_Set task_
Pull out every line below that holds the word "this".

■ ■ ■ ■ ■

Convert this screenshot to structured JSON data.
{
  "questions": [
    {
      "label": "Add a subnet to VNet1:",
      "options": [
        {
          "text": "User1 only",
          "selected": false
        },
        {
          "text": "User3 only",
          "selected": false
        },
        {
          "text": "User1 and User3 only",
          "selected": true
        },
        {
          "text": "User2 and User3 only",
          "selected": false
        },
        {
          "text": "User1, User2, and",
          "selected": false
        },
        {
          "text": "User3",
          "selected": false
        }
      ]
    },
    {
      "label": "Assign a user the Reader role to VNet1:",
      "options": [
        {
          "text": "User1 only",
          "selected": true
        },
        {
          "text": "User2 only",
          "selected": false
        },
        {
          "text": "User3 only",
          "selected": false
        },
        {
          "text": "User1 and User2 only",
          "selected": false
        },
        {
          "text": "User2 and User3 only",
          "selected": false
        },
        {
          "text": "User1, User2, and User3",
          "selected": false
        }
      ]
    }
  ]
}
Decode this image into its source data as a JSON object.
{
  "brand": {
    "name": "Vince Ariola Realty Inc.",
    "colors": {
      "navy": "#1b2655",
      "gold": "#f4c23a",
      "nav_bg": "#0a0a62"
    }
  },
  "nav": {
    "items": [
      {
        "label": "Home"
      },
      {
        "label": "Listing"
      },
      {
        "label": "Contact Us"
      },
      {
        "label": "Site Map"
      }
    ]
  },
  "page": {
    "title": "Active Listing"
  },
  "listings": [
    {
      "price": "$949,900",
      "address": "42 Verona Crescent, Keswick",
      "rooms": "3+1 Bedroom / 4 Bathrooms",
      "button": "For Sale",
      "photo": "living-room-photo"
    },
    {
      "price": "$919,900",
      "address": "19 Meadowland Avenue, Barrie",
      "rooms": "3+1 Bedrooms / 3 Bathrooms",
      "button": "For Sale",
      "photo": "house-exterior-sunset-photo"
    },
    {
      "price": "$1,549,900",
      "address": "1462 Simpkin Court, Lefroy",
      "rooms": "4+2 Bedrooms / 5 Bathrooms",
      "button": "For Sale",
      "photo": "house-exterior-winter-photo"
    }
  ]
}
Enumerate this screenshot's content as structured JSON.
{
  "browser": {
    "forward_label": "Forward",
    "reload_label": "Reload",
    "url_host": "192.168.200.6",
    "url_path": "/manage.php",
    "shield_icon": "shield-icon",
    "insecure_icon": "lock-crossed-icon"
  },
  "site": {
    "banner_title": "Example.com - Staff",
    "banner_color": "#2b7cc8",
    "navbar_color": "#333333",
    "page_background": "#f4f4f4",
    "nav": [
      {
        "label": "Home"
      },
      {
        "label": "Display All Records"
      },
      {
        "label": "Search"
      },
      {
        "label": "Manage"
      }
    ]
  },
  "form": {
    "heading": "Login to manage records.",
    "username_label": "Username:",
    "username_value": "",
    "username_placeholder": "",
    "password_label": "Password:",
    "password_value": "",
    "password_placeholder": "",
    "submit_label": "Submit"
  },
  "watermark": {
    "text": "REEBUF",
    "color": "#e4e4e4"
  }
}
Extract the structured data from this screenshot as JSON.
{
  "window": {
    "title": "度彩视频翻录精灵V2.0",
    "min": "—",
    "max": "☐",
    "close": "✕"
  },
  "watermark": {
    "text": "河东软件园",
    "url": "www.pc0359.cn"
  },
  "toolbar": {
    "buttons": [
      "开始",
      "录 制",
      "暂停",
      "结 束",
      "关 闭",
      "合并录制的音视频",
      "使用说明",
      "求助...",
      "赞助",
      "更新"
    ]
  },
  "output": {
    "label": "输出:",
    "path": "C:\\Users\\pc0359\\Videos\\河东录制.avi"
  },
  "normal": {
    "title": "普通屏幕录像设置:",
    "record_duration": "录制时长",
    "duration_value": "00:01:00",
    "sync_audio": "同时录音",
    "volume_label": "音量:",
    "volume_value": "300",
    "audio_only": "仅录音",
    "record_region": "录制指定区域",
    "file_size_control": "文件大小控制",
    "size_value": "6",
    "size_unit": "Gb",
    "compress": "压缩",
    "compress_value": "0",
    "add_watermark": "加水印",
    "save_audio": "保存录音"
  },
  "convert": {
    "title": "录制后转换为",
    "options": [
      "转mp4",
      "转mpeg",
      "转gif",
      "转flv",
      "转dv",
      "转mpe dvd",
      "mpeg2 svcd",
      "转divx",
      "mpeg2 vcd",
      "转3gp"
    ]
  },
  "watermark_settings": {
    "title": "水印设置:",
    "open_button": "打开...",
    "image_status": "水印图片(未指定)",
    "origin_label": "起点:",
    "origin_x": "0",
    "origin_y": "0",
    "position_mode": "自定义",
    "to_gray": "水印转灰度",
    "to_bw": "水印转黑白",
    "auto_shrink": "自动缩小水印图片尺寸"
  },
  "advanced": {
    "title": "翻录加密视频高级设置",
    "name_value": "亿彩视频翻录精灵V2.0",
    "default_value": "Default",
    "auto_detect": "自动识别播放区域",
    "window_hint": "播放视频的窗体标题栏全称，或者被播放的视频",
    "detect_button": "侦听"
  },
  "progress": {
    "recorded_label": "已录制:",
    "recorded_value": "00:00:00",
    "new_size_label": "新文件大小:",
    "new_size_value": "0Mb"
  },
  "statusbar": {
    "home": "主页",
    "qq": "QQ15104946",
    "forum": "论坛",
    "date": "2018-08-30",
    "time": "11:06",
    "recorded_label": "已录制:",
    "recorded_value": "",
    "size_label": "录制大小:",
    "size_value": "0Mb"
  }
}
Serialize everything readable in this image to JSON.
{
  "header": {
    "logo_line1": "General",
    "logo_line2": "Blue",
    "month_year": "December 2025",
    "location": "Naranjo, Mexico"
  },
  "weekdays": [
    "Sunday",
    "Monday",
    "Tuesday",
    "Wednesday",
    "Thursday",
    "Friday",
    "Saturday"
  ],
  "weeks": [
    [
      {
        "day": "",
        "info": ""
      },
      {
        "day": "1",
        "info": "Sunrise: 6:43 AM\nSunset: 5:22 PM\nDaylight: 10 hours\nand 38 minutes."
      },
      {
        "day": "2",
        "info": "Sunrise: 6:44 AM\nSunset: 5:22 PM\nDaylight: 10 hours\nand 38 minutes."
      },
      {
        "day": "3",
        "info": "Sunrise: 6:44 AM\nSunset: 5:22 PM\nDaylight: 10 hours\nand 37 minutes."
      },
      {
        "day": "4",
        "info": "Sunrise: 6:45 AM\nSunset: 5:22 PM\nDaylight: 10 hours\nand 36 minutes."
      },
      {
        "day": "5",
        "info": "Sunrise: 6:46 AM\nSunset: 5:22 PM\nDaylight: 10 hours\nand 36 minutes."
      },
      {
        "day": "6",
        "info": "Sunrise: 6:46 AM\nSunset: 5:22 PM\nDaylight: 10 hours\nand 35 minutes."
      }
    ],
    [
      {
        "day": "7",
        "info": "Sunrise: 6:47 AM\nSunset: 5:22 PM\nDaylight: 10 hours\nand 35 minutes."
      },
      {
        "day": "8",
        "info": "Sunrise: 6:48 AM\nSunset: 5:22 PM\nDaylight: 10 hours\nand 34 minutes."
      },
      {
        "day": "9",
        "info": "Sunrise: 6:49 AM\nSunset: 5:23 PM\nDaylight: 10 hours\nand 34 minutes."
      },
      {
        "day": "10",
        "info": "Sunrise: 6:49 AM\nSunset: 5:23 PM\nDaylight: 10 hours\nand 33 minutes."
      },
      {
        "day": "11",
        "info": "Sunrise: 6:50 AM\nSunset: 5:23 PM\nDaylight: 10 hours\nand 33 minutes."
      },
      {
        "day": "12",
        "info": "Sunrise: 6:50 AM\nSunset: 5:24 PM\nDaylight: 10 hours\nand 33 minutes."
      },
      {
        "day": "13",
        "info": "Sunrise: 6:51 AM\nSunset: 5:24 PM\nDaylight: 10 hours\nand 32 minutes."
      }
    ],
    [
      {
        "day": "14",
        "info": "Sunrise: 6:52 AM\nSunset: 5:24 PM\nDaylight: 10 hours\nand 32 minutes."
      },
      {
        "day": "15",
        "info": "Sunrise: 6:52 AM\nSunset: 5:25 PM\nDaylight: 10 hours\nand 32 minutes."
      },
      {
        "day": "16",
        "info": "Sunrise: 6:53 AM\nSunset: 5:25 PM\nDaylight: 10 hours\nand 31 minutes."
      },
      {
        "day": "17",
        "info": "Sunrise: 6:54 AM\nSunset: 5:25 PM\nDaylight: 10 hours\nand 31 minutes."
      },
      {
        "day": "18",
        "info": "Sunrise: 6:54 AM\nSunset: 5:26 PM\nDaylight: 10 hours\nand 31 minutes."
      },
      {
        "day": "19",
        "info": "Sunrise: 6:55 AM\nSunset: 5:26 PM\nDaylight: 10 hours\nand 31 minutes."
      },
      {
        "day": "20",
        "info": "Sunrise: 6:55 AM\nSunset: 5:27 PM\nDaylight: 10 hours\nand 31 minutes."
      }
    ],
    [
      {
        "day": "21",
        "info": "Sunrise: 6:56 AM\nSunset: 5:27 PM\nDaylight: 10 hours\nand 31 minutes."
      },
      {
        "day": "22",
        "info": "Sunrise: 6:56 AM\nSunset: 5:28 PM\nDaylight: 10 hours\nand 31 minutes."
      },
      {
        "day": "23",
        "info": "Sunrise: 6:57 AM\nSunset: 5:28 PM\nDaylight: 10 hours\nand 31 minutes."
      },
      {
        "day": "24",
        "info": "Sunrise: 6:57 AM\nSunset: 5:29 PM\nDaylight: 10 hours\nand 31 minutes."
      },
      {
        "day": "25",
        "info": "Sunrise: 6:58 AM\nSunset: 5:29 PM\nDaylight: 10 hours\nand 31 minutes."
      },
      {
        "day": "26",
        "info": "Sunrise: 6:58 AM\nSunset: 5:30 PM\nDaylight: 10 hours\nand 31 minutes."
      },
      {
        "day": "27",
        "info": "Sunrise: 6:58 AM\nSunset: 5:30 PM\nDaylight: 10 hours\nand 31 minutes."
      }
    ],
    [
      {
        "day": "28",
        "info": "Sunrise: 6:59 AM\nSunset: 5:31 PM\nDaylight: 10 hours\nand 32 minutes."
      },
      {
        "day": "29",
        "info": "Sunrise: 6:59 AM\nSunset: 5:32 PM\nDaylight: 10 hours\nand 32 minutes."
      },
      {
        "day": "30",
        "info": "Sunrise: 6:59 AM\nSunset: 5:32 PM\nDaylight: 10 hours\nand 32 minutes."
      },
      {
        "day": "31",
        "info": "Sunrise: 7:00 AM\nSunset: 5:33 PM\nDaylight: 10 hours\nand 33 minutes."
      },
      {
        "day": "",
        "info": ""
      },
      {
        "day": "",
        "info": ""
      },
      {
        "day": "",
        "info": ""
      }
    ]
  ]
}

■ ■ ■ ■ ■

_Task output_
Convert this screenshot to structured JSON data.
Decode this image into its source data as a JSON object.
Enumerate this screenshot's content as structured JSON.
Extract the structured data from this screenshot as JSON.
Serialize everything readable in this image to JSON.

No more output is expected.